Document –
· · ·

The Senate's campaign finance bill is designed to curb the influence money has on politics and to give challengers a fairer chance at unseating incumbent lawmakers. Though it passed the Senate 60-38 last week, the bill still faces a tough road in the House.
The legislation limits the amount Senate candidates can spend on elections, bans political action committees and outlaws the use of taxpayer-provided "franked" mail by incumbents in election years.
Spending limits are pegged to a state's population. Senate candidates in Florida would be able to spend up to $5.3-billion. That's about $800,000 less than challenger Bob Graham spent to unseat Republican incumbent Paula Hawkins in 1986.
The spending limits wouldn't be mandatory, but candidates face a series of incentives to abide by them.
First, to stay within the rules, candidates would forced to raise 5 percent of their money from small givers _ collecting the money in $250 increments. Then, they would be permitted to make two discounted mailings to voters and buy broadcast ads at half-price.

· · ·

Data entries –
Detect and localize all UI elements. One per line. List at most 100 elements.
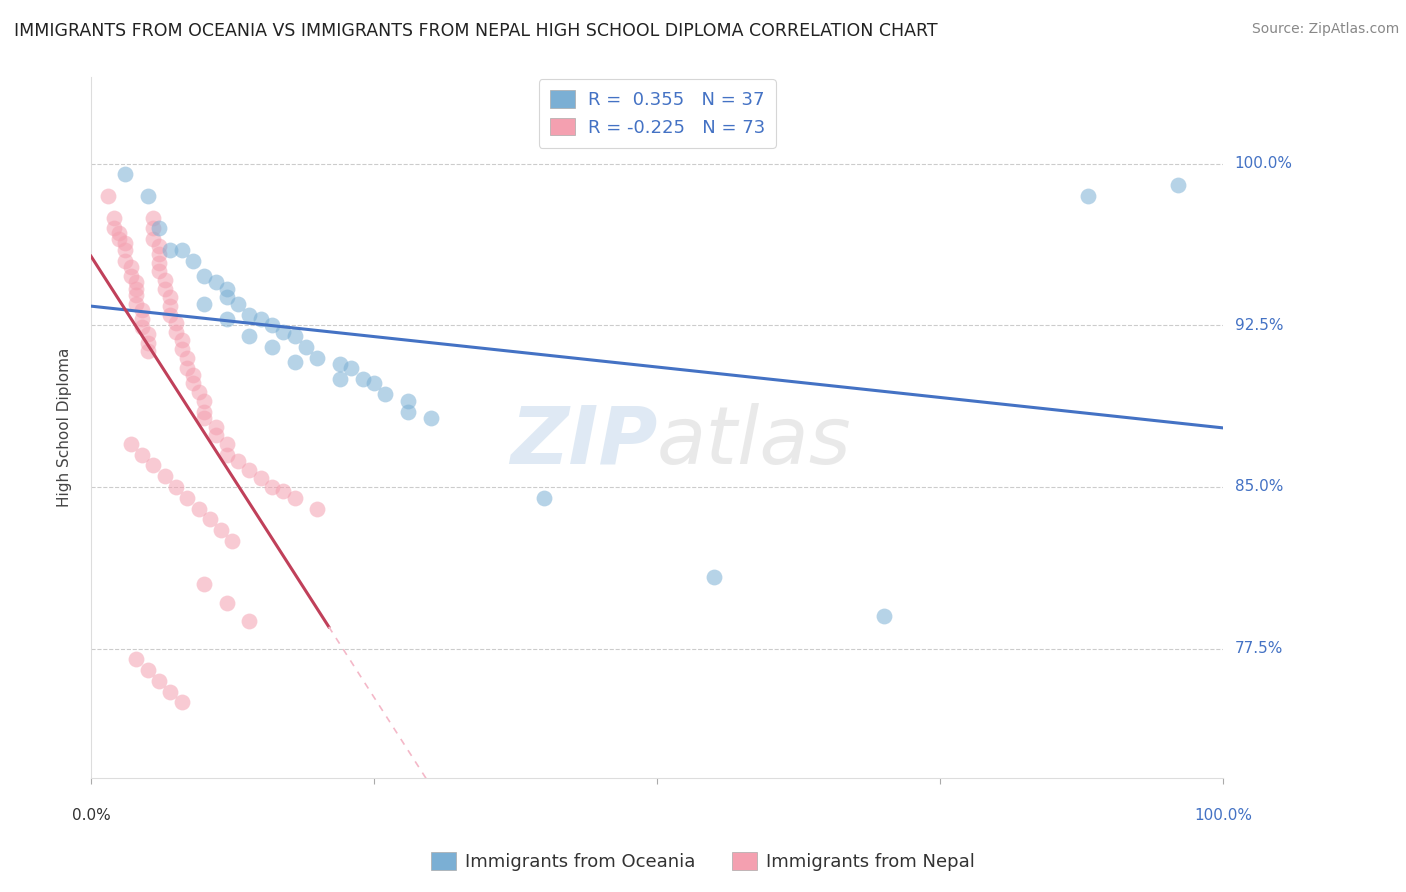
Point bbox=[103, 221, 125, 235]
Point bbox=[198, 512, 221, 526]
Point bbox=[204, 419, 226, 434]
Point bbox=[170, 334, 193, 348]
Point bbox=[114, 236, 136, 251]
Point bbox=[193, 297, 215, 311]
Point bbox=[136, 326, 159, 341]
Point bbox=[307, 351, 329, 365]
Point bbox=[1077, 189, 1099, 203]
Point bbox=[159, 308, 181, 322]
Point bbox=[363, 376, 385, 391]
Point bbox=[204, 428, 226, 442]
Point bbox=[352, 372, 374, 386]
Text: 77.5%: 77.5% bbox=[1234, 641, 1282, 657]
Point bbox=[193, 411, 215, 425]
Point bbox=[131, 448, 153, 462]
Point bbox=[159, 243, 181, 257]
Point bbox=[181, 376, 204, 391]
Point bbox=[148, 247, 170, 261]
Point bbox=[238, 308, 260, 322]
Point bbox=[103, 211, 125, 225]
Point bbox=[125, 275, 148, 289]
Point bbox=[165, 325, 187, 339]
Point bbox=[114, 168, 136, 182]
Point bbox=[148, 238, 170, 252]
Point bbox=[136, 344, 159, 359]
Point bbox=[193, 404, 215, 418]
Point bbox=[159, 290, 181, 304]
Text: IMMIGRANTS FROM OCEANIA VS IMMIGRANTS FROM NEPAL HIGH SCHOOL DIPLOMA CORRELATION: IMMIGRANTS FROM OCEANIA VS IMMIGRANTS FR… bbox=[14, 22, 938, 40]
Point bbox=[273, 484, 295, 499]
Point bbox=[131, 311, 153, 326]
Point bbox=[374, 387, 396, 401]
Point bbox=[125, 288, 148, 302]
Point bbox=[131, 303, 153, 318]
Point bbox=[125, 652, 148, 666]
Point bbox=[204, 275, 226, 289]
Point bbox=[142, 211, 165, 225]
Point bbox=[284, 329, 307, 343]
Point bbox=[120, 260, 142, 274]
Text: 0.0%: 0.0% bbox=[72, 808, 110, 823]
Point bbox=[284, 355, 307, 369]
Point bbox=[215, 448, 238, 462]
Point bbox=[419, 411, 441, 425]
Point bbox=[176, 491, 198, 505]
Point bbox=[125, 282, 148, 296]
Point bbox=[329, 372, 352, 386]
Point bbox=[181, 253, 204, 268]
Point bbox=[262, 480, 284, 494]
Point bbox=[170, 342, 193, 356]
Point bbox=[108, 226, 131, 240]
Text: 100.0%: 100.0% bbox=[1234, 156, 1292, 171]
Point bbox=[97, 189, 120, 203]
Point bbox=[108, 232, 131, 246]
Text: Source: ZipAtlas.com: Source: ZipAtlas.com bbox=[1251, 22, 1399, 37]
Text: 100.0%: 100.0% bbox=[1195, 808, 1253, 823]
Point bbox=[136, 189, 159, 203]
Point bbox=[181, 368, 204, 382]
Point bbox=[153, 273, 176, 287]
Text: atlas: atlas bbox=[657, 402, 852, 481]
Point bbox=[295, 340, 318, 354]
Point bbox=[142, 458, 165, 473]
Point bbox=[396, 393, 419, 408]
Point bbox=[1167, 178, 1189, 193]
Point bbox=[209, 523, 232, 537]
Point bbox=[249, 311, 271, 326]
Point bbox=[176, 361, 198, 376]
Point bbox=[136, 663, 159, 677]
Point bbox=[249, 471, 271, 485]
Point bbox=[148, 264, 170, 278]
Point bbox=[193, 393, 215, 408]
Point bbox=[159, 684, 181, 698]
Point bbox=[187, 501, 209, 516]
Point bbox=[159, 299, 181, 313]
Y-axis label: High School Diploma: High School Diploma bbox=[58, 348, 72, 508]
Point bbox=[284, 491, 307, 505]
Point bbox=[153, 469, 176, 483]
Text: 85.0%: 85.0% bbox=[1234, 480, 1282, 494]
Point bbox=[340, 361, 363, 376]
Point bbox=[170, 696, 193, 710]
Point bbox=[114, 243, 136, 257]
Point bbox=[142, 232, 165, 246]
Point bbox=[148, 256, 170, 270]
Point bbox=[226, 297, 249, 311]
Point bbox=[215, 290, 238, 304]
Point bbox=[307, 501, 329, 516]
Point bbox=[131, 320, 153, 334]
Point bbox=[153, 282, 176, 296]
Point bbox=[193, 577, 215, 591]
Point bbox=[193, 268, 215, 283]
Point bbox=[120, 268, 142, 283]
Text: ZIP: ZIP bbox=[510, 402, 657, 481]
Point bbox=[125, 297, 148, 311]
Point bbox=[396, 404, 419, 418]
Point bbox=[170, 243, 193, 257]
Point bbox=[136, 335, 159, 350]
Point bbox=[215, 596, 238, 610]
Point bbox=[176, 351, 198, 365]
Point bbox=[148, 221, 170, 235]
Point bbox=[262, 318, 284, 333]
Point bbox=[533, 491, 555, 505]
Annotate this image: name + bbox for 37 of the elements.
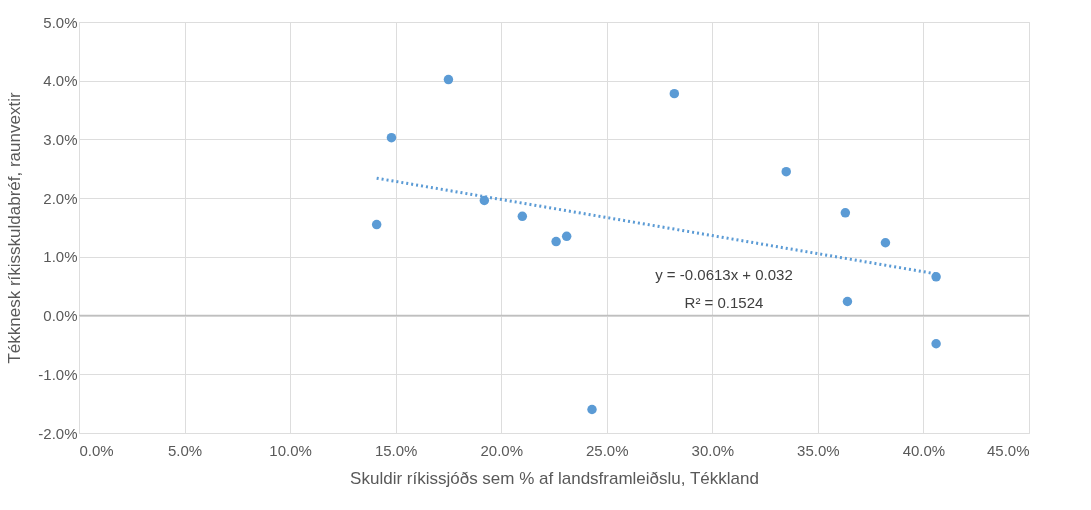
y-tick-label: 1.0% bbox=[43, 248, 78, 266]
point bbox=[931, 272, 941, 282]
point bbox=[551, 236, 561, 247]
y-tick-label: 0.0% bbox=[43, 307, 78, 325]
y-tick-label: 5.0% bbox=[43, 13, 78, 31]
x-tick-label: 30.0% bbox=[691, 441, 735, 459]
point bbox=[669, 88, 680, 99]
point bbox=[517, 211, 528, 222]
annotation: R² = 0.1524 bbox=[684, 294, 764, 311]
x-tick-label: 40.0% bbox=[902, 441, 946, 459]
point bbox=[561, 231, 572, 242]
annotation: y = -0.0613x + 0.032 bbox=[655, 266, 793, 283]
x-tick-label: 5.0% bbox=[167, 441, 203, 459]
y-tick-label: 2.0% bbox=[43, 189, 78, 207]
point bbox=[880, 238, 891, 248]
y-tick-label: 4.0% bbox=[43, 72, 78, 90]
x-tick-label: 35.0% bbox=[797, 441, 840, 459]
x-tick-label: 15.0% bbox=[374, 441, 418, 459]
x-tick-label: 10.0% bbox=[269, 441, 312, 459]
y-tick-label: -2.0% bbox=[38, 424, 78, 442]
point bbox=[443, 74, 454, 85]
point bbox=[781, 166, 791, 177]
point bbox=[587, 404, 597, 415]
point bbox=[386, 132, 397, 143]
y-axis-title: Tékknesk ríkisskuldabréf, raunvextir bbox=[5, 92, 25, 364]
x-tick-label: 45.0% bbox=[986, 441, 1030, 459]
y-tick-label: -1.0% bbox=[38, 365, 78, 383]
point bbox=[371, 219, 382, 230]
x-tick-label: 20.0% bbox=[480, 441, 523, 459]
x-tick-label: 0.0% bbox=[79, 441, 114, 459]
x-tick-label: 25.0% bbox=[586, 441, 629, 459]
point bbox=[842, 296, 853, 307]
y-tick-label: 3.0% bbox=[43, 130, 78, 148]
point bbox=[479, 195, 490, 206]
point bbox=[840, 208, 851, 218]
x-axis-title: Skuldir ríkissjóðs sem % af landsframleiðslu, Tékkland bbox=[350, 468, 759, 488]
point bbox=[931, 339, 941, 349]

· · ·

To do –
Please translate this sentence from the campaign finance article into Spanish: "The spending limits wouldn't be mandatory, but candidates face a series of incentives to abide by them."

Reply –
Los límites de gasto no serían obligatorios, pero los candidatos se enfrentan a una serie de incentivos para respetarlos.